──────── Task data ────────
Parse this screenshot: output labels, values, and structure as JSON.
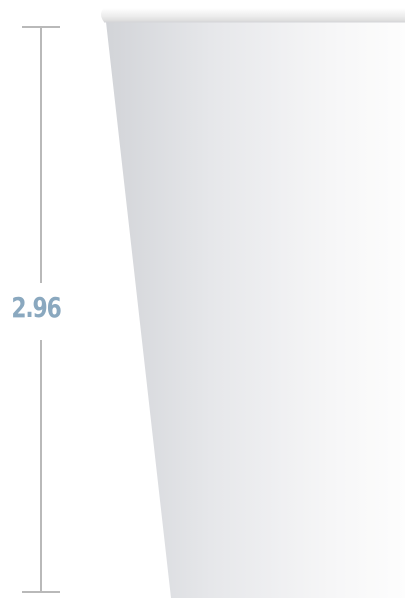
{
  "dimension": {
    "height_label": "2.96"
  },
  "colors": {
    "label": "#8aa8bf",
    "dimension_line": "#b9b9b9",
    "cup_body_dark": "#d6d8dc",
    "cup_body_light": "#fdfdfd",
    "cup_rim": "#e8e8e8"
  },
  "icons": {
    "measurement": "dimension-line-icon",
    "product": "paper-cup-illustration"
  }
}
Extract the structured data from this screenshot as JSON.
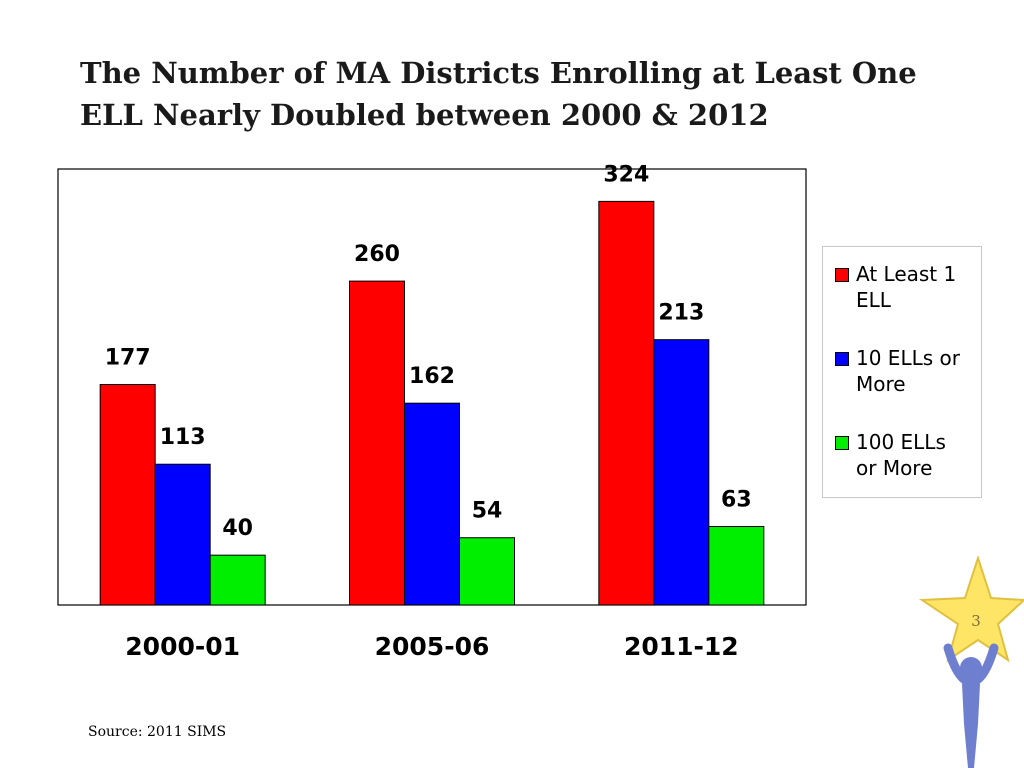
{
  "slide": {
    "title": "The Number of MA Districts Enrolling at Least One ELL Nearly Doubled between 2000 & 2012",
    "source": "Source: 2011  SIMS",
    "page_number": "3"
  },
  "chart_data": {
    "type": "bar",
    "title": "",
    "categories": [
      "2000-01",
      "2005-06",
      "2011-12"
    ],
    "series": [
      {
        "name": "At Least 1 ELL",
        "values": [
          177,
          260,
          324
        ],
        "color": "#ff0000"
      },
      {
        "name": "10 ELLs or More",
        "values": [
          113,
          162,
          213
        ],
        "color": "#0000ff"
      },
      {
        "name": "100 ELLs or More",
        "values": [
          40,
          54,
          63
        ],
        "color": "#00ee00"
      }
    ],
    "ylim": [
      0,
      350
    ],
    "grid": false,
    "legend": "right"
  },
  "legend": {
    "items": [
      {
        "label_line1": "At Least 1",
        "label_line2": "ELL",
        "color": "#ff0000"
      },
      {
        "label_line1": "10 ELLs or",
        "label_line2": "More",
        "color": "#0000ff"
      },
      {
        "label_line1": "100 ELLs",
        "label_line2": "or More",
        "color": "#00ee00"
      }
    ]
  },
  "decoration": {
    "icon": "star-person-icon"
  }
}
────────
──────── Task data ────────
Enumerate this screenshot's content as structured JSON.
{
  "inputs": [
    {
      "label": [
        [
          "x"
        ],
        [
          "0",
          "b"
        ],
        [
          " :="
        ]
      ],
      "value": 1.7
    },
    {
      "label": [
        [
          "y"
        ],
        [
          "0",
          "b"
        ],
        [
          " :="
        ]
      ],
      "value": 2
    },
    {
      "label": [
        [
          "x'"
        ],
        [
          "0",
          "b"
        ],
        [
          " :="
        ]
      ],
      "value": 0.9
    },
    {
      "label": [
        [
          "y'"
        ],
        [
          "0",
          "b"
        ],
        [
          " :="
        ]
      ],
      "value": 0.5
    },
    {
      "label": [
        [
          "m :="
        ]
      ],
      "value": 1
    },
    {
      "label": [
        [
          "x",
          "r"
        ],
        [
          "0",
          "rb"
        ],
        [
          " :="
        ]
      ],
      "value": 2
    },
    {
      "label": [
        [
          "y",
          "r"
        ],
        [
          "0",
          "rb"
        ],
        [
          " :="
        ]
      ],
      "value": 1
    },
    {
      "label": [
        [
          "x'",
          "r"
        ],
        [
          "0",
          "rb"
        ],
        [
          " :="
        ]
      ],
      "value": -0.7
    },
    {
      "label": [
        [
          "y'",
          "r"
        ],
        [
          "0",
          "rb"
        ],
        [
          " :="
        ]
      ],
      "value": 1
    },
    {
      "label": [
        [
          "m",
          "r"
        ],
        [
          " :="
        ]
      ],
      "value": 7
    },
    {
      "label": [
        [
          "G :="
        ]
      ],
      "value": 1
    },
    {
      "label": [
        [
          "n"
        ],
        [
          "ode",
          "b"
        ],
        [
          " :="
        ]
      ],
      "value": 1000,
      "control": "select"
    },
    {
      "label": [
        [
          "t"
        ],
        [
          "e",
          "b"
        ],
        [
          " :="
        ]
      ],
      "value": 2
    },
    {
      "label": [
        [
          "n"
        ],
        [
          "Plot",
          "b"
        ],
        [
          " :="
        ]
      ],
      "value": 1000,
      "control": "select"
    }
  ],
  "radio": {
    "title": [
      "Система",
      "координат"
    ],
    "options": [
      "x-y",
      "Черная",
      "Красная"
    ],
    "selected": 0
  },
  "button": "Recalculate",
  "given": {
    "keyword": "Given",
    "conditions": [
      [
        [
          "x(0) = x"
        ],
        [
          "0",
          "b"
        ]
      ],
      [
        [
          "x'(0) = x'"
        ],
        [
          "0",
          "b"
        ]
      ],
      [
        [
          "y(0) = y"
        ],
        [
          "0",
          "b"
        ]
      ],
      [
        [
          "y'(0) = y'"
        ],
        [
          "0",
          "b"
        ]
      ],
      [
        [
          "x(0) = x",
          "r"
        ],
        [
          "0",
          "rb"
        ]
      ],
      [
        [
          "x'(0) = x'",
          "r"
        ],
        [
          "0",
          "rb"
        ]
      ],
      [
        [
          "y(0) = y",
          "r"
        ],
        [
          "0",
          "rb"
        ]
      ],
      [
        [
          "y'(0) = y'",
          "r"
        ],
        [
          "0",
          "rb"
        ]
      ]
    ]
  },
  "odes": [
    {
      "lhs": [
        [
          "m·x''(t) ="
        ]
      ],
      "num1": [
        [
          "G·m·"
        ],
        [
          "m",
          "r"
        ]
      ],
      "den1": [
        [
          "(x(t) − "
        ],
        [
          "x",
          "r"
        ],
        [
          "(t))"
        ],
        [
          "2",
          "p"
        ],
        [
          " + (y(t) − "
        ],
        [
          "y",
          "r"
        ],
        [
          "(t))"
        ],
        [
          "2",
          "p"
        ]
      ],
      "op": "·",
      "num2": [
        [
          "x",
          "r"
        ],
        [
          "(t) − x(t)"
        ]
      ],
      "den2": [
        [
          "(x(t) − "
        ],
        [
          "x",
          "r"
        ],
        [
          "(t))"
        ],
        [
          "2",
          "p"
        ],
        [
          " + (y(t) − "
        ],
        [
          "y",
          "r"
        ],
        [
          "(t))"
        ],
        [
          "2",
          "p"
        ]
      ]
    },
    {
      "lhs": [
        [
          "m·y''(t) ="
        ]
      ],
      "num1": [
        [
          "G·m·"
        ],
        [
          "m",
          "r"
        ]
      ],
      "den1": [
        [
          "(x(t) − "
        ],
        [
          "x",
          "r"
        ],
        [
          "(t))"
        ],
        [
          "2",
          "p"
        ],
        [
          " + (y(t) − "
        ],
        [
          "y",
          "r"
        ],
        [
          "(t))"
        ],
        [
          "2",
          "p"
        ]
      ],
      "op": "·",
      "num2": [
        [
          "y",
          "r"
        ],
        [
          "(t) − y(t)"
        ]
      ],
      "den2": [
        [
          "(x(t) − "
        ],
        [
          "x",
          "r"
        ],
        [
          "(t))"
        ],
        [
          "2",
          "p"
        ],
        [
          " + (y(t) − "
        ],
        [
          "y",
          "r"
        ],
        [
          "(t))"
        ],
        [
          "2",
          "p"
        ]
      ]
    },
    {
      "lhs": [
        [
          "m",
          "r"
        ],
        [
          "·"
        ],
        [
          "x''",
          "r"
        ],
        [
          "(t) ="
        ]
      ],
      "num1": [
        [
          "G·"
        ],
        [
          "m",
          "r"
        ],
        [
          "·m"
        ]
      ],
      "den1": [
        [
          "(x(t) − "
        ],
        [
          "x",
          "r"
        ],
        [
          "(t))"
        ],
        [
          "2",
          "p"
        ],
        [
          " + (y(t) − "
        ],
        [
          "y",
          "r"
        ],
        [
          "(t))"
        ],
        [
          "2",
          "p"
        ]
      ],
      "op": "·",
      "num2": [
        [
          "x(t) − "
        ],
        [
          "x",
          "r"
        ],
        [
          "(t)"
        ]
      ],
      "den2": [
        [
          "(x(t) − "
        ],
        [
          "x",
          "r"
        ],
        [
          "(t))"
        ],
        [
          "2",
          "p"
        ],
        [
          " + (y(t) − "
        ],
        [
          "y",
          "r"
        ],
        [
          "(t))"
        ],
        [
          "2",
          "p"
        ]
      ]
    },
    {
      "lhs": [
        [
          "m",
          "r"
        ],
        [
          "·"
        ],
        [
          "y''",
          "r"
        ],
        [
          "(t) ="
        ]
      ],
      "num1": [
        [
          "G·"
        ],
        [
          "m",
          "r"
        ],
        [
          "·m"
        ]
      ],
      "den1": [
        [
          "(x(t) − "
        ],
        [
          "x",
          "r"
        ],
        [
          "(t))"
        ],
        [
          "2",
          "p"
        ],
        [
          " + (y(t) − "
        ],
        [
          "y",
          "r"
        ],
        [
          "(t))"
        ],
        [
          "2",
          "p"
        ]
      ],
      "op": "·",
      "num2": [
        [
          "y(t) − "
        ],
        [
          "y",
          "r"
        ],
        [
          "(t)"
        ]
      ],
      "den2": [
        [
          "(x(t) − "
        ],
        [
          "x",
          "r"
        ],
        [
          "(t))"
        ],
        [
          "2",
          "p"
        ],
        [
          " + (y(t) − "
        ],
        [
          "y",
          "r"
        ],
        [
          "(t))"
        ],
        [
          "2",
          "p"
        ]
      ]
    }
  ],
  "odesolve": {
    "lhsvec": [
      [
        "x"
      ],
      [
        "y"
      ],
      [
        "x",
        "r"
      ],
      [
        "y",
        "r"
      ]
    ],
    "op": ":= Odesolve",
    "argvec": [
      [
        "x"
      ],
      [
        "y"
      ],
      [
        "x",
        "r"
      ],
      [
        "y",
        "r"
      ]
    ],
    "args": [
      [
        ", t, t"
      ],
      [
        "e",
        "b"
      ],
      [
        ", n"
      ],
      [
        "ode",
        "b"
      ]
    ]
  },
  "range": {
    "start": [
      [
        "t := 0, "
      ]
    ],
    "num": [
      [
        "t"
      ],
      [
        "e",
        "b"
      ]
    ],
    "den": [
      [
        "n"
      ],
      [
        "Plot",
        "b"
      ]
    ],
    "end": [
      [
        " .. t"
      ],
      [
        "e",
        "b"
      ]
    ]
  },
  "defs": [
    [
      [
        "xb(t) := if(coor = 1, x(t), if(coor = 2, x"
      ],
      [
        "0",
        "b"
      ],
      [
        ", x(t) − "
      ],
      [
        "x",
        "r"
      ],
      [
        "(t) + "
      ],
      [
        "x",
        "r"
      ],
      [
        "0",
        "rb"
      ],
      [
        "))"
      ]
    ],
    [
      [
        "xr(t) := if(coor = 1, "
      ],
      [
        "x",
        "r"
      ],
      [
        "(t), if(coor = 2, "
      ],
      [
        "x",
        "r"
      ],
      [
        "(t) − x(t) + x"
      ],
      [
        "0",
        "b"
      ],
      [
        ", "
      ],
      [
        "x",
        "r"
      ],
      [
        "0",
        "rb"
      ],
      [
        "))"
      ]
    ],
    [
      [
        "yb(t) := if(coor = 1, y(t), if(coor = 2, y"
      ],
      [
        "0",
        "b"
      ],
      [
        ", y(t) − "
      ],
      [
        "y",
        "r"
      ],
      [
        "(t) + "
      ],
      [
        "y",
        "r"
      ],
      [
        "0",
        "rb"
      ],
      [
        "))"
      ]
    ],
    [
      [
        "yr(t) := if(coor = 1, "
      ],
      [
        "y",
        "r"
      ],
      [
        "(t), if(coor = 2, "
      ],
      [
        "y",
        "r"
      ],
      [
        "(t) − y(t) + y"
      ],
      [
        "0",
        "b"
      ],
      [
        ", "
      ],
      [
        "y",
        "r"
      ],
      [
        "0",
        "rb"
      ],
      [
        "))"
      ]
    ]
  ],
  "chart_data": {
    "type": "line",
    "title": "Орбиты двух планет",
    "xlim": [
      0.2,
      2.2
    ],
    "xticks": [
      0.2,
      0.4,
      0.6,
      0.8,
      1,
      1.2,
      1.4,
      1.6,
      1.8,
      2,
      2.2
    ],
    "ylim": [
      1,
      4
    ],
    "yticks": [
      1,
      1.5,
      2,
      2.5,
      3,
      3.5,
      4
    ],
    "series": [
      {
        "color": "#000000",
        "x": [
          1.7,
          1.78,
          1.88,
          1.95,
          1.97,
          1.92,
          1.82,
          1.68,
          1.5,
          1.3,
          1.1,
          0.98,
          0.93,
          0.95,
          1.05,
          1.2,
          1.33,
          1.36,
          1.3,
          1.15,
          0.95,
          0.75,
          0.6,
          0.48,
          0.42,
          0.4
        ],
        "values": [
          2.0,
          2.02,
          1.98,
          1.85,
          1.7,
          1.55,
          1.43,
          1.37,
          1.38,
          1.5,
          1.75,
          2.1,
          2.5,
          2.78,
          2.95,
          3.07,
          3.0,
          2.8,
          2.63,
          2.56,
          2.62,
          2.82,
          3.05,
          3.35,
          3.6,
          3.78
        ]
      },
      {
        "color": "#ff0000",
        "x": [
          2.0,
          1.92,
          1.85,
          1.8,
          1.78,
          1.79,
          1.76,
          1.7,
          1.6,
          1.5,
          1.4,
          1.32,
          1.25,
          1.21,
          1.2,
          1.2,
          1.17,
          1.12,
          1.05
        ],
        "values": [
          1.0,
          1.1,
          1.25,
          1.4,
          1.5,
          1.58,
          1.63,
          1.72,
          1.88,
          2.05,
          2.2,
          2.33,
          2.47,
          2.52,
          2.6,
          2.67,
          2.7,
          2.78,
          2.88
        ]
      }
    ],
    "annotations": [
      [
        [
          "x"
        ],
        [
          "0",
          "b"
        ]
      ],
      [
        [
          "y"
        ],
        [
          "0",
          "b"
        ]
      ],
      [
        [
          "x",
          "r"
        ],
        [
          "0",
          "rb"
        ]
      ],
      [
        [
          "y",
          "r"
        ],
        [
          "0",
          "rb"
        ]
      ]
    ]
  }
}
────────
▶ [Goal] Scan the listing above and identify each line holding the string "JSON"; copy every such line.

▶ [Solution to the problem]
Parse this screenshot: output labels, values, and structure as JSON.
Extract the structured data from this screenshot as JSON.
Enumerate this screenshot's content as structured JSON.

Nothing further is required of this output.